▸ **Data in this exercise**
***
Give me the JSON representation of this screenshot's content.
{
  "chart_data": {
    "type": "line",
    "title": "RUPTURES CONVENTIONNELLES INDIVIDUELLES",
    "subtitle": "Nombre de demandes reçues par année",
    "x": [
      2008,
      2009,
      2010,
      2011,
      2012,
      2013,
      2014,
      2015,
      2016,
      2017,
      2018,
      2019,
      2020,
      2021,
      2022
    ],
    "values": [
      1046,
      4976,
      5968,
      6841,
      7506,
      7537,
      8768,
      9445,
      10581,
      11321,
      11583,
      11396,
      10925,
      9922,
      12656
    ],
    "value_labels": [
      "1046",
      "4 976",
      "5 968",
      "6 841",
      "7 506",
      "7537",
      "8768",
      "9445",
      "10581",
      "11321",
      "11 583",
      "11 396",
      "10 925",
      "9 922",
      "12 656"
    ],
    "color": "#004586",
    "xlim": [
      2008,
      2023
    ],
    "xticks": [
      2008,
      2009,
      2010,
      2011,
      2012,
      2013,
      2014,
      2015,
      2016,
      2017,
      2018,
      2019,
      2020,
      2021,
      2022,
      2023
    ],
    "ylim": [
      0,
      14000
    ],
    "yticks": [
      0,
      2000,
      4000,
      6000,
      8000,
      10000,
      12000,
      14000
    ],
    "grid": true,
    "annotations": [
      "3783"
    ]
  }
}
***
▸ **What to do**
Restate the data above word for word, please.

▸ **Exercise answer**
Give me the JSON representation of this screenshot's content.
{
  "chart_data": {
    "type": "line",
    "title": "RUPTURES CONVENTIONNELLES INDIVIDUELLES",
    "subtitle": "Nombre de demandes reçues par année",
    "x": [
      2008,
      2009,
      2010,
      2011,
      2012,
      2013,
      2014,
      2015,
      2016,
      2017,
      2018,
      2019,
      2020,
      2021,
      2022
    ],
    "values": [
      1046,
      4976,
      5968,
      6841,
      7506,
      7537,
      8768,
      9445,
      10581,
      11321,
      11583,
      11396,
      10925,
      9922,
      12656
    ],
    "value_labels": [
      "1046",
      "4 976",
      "5 968",
      "6 841",
      "7 506",
      "7537",
      "8768",
      "9445",
      "10581",
      "11321",
      "11 583",
      "11 396",
      "10 925",
      "9 922",
      "12 656"
    ],
    "color": "#004586",
    "xlim": [
      2008,
      2023
    ],
    "xticks": [
      2008,
      2009,
      2010,
      2011,
      2012,
      2013,
      2014,
      2015,
      2016,
      2017,
      2018,
      2019,
      2020,
      2021,
      2022,
      2023
    ],
    "ylim": [
      0,
      14000
    ],
    "yticks": [
      0,
      2000,
      4000,
      6000,
      8000,
      10000,
      12000,
      14000
    ],
    "grid": true,
    "annotations": [
      "3783"
    ]
  }
}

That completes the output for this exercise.